Brano da leggere ::
▽

Soglio scenario di un film

di Silvia Rutigliano
16.6.2006

 

Per 19 giorni hanno soggiornato a Soglio, Spino e Bondo più di venti persone della troupe televisiva che sta girando un film per la Televisione svizzera di lingua italiana. Hanno dormito in alberghi e appartamenti e hanno mangiato e bevuto nei ristoranti, senza perdere l'occasione di provare anche qualche locale in Valchiavenna. In quei giorni ci sono anche stati, più o meno a lungo, una decina di attori professionisti. Pare che tutti siano stati sempre discreti e poco invadenti nei paesi e il massimo disturbo che hanno dato è consistito nell'occupare, un giorno qui e due giorni lì, interi piazzali con i loro autocarri, automobili e furgoni. C'è chi si è innamorata del paesaggio e chi ha speso parole di apprezzamento nei confronti della gente, della sua disponibilità, dell'accoglienza ricevuta. Nella realizzazione del film, la produzione ha coinvolto a recitare anche diverse persone del posto, fra cui anche ragazzi e ragazze.

La storia
Maxim (interpretato da Gigio Alberti), figlio di immigrati russi, cresce a Soglio negli anni '60-'70. Nel 1971 perde il padre e la sorella che erano usciti in escursione in montagna con altre due persone. Non si ritrovano i corpi. In conflitto con la madre, una volta cresciuto Maxim va a vivere a Lugano dove diventa poliziotto, mentre suo fratello, che è autistico, viene ricoverato in un istituto. A Lugano, nel 2006, accade l'omicidio che scatena la storia: vittima è il suo amico di infanzia Gian, ora giornalista, il quale aveva anche lui perso il padre nella stessa gita. Indagando sull'omicidio, affiancato dal medico legale Matilde (Cecilia Dazzi), Maxim deve ritornare a Soglio, dove scoprirà la verità sulla morte dei due padri e della sorella, perché collegata con la morte di Gian. La soluzione dell'indagine è per il protagonista anche la ricomposizione del suo passato e quindi una riappacificazione con la vita.

△

Dati da un dataset
▽

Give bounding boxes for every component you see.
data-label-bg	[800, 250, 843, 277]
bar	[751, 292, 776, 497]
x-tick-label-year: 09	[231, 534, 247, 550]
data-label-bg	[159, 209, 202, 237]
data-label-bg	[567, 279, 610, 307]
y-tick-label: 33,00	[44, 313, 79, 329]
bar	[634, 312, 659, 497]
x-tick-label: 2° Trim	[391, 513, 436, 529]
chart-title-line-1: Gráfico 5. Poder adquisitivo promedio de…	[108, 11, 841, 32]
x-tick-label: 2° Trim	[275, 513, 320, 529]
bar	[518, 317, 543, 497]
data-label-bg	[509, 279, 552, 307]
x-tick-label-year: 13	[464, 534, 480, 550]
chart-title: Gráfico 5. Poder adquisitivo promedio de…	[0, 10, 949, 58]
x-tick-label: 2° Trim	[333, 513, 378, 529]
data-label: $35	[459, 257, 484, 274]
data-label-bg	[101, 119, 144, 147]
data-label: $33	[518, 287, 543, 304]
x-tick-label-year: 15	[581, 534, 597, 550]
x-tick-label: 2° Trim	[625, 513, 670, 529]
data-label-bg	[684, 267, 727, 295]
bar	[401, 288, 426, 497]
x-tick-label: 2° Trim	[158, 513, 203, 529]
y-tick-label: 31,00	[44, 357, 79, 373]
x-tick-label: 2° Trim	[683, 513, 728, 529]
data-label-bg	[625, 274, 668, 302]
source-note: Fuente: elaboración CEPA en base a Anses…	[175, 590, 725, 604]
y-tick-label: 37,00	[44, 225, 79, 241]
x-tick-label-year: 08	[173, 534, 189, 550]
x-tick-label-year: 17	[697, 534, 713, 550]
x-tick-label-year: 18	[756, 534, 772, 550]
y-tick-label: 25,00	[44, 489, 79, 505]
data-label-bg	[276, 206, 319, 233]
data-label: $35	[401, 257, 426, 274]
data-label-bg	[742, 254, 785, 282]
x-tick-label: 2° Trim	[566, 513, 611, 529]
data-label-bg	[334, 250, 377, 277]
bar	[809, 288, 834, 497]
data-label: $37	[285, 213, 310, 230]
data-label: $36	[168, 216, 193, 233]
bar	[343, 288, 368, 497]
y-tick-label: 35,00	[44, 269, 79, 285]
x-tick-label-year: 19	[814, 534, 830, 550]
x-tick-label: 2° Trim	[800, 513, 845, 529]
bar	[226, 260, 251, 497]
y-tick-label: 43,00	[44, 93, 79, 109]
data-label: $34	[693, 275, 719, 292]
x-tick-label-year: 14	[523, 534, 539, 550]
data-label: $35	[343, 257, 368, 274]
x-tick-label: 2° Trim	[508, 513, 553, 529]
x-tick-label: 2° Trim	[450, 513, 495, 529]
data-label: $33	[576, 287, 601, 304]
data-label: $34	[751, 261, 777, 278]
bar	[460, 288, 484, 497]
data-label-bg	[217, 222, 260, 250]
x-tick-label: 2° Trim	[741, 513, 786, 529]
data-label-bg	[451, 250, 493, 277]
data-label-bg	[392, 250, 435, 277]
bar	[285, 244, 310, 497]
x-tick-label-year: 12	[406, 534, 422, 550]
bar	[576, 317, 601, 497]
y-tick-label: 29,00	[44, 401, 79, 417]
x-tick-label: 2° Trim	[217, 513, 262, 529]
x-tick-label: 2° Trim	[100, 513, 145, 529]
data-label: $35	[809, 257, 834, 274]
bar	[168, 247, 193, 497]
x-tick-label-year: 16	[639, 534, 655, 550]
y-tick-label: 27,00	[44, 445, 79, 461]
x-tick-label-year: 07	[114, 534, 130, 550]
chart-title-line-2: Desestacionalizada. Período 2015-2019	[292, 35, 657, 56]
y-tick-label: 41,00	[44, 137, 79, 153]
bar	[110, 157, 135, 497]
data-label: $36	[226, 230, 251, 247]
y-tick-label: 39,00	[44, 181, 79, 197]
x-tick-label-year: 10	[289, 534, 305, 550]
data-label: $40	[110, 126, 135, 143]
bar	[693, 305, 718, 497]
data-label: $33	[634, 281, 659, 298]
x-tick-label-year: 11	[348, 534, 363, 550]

△

Elenco dei compiti ::
- 1) Nell'articolo su Soglio, per quanti giorni la troupe televisiva è rimasta a Soglio, Spino e Bondo?
- 2) Fai un riassunto in due frasi dell'articolo su Soglio.
Per questo esercizio i dati non servono.

Soluzioni ::
- 1) Per 19 giorni.

- 2) Per 19 giorni più di venti persone di una troupe hanno soggiornato a Soglio, Spino e Bondo per girare un film per la Televisione svizzera di lingua italiana, coinvolgendo come attori anche diverse persone del posto. Il film racconta di Maxim, poliziotto a Lugano, che nel 2006 indaga sull'omicidio dell'amico d'infanzia Gian e, tornato a Soglio, scopre la verità sulla morte dei due padri e della sorella durante una gita in montagna nel 1971.